Short exercise ▸
Look through the material below for "Power". Copy every line that contains it.

Records shown ▸
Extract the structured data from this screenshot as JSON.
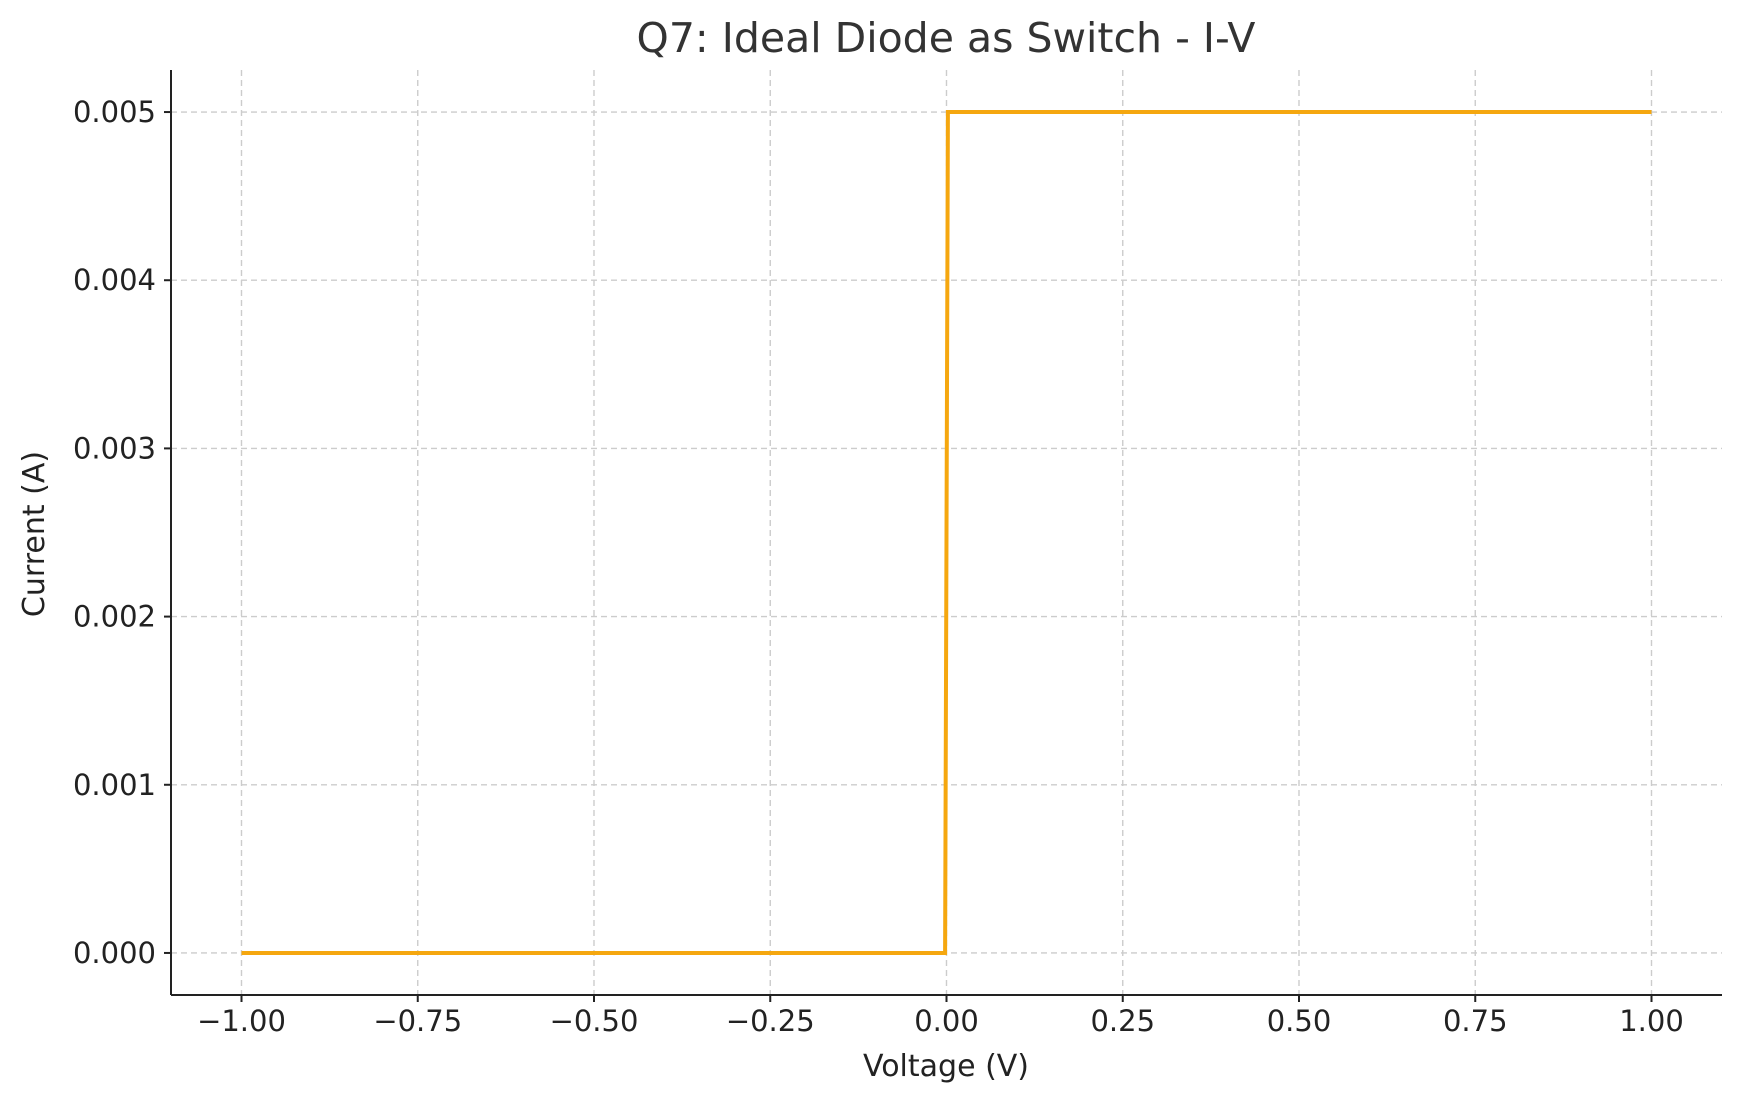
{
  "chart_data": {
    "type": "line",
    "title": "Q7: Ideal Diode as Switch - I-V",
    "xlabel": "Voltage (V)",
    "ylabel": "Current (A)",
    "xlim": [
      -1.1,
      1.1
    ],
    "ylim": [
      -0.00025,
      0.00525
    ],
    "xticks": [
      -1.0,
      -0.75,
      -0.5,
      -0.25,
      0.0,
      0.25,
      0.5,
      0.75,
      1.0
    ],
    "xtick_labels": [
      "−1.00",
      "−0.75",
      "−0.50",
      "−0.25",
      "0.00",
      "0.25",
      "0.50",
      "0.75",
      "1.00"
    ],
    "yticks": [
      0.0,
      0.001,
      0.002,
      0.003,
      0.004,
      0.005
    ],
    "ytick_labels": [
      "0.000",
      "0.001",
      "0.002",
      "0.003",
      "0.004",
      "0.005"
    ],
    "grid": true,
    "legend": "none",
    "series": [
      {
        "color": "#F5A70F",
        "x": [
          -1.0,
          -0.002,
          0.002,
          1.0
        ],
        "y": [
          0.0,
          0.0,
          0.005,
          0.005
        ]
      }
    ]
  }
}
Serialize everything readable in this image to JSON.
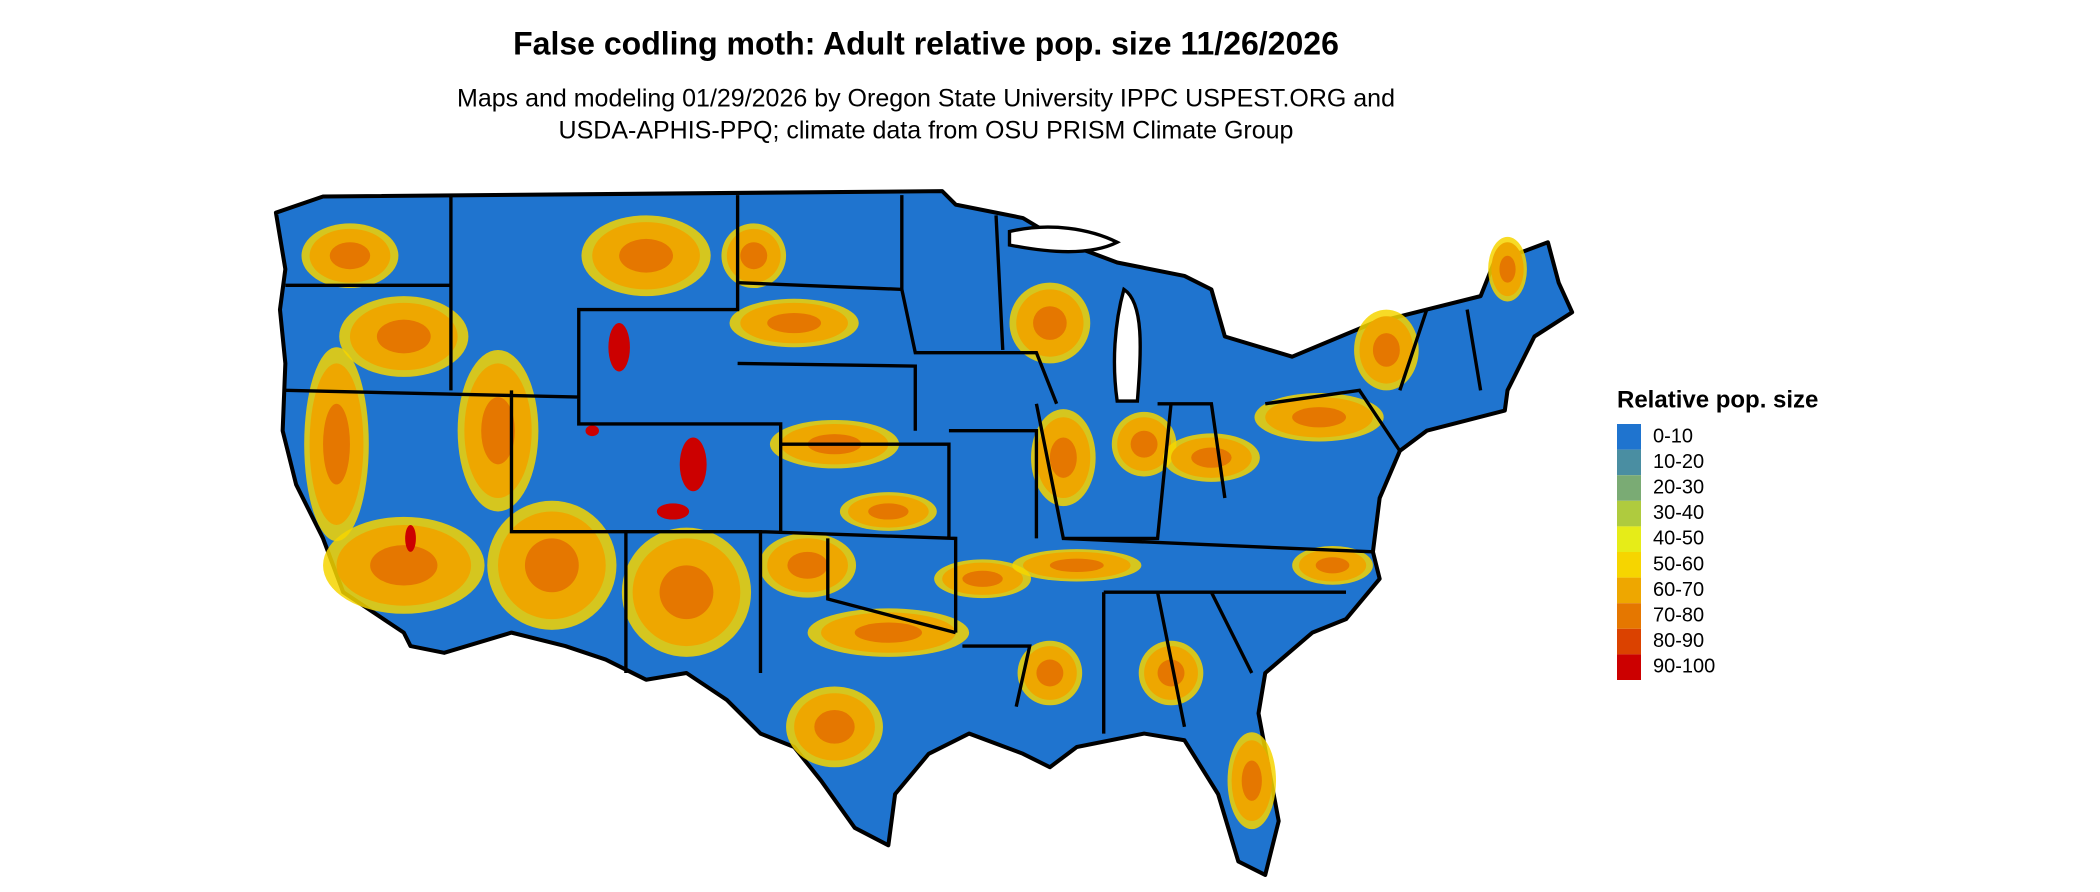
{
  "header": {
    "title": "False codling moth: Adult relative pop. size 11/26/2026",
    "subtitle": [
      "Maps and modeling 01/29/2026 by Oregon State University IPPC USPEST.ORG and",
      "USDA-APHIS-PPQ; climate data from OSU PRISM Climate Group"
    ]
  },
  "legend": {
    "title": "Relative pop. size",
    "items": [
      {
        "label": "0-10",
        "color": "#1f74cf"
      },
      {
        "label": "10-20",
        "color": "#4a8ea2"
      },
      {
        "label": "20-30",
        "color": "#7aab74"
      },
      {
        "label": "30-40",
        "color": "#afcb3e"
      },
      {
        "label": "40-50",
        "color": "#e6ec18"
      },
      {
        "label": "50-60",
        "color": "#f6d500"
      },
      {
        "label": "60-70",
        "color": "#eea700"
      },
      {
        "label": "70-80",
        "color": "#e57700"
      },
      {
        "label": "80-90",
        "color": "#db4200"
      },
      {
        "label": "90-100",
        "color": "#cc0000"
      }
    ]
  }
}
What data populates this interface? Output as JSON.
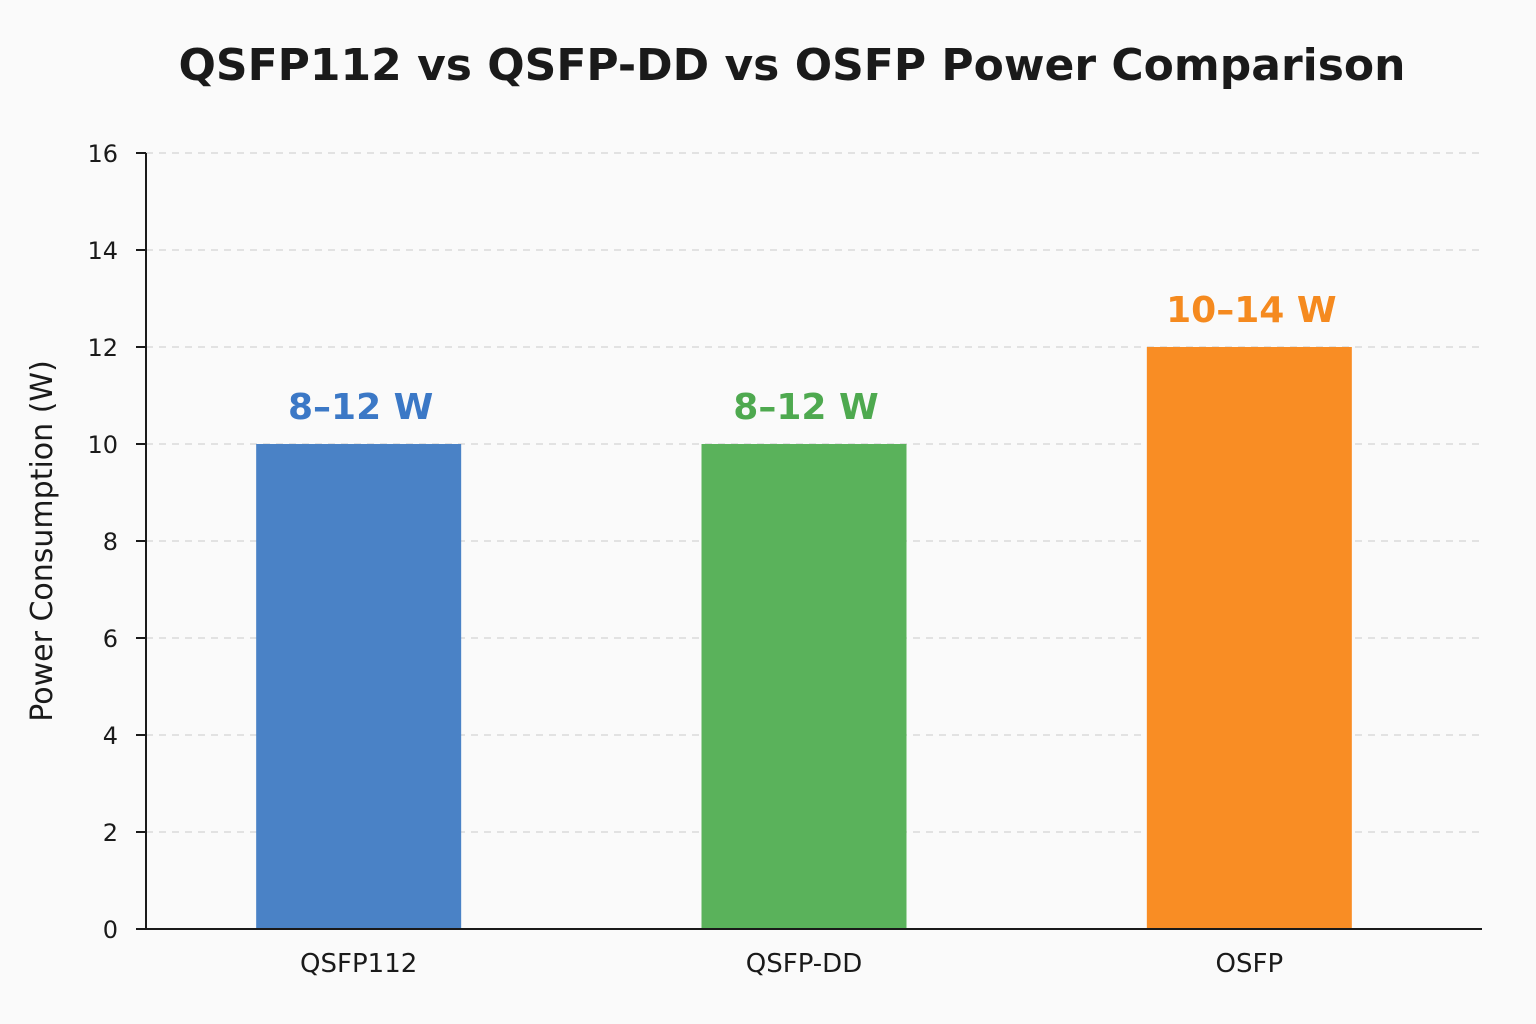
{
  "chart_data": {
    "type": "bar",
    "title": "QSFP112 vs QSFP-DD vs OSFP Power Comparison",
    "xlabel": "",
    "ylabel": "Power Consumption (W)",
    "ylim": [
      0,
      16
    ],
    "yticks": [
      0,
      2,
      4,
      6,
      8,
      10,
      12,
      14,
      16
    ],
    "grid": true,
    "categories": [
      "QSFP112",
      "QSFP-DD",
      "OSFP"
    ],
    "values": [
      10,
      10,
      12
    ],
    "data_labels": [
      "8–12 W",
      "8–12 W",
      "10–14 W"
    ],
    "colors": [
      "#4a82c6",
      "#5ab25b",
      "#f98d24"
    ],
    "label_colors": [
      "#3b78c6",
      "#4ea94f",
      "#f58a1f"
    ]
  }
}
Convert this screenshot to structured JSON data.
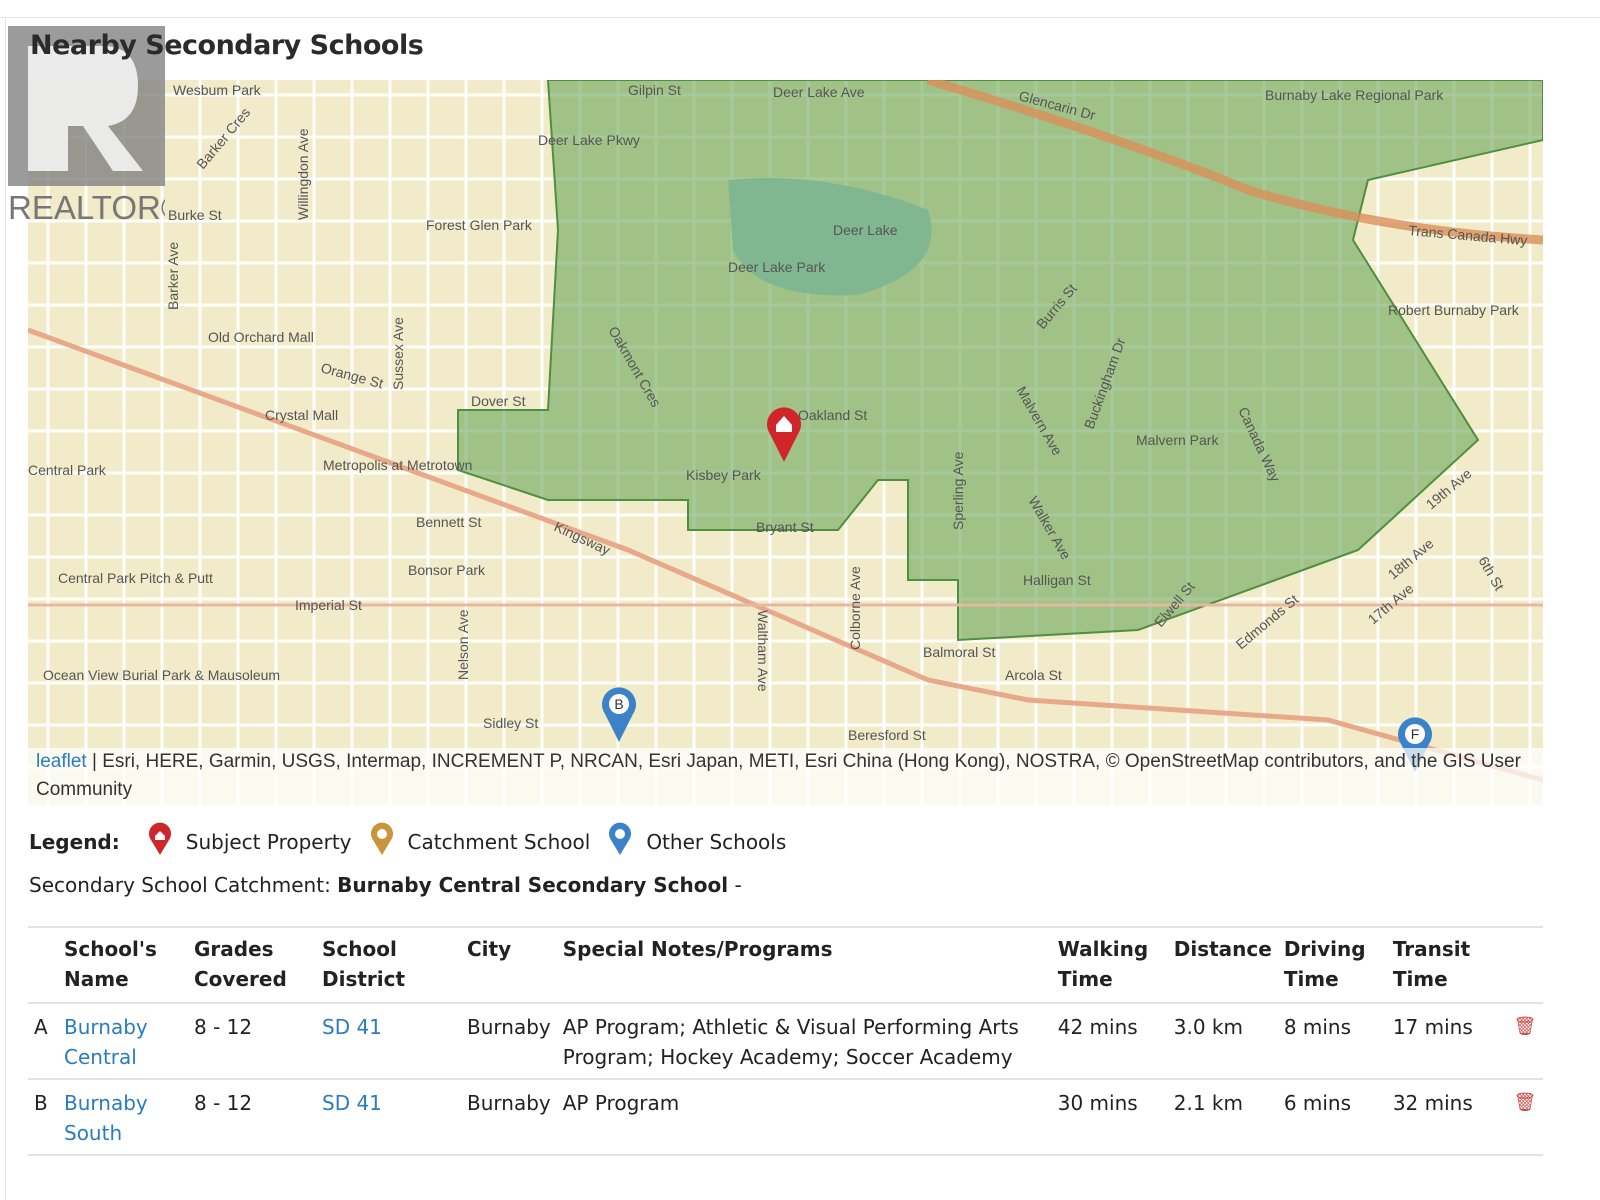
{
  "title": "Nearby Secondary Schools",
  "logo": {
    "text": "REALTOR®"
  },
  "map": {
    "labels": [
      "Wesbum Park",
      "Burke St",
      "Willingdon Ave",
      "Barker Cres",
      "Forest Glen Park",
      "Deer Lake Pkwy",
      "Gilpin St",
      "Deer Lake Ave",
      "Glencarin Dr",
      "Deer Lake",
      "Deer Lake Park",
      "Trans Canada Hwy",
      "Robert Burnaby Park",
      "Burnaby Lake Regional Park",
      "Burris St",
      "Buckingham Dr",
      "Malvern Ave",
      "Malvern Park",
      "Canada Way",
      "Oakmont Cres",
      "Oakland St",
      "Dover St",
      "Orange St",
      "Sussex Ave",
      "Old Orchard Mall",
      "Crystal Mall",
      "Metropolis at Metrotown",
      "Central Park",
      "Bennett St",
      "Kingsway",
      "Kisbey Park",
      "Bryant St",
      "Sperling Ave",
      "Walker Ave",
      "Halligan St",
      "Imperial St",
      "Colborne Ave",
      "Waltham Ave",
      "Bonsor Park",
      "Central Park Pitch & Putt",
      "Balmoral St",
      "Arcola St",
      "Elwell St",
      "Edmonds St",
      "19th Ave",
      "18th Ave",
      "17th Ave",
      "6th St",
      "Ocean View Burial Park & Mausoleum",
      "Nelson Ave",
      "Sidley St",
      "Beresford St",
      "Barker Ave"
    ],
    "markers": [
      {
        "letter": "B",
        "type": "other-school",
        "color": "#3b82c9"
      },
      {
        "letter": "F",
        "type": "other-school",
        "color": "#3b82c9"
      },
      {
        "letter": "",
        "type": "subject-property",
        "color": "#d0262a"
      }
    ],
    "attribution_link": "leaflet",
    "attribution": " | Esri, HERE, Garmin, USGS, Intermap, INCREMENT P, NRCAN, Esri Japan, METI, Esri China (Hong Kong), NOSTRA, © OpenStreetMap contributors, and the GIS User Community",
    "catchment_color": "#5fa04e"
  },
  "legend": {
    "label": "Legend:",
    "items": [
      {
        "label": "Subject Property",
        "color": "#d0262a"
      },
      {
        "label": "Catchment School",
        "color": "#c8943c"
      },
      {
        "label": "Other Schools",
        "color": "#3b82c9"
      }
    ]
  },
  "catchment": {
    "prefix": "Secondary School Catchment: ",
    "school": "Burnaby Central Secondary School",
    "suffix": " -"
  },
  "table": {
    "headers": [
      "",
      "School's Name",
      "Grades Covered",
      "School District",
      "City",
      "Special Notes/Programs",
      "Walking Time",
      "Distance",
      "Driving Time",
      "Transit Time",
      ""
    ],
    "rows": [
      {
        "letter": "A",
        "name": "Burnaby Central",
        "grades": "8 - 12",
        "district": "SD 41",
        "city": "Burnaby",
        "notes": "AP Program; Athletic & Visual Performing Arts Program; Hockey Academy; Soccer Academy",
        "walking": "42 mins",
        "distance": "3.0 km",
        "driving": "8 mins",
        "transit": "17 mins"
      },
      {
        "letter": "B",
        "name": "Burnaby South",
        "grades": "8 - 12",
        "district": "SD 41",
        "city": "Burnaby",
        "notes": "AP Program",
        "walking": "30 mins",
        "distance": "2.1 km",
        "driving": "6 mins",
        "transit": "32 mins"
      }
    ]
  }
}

Worked solution ▸
    "title": "QSFP112 vs QSFP-DD vs OSFP Power Comparison",
    "ylabel": "Power Consumption (W)",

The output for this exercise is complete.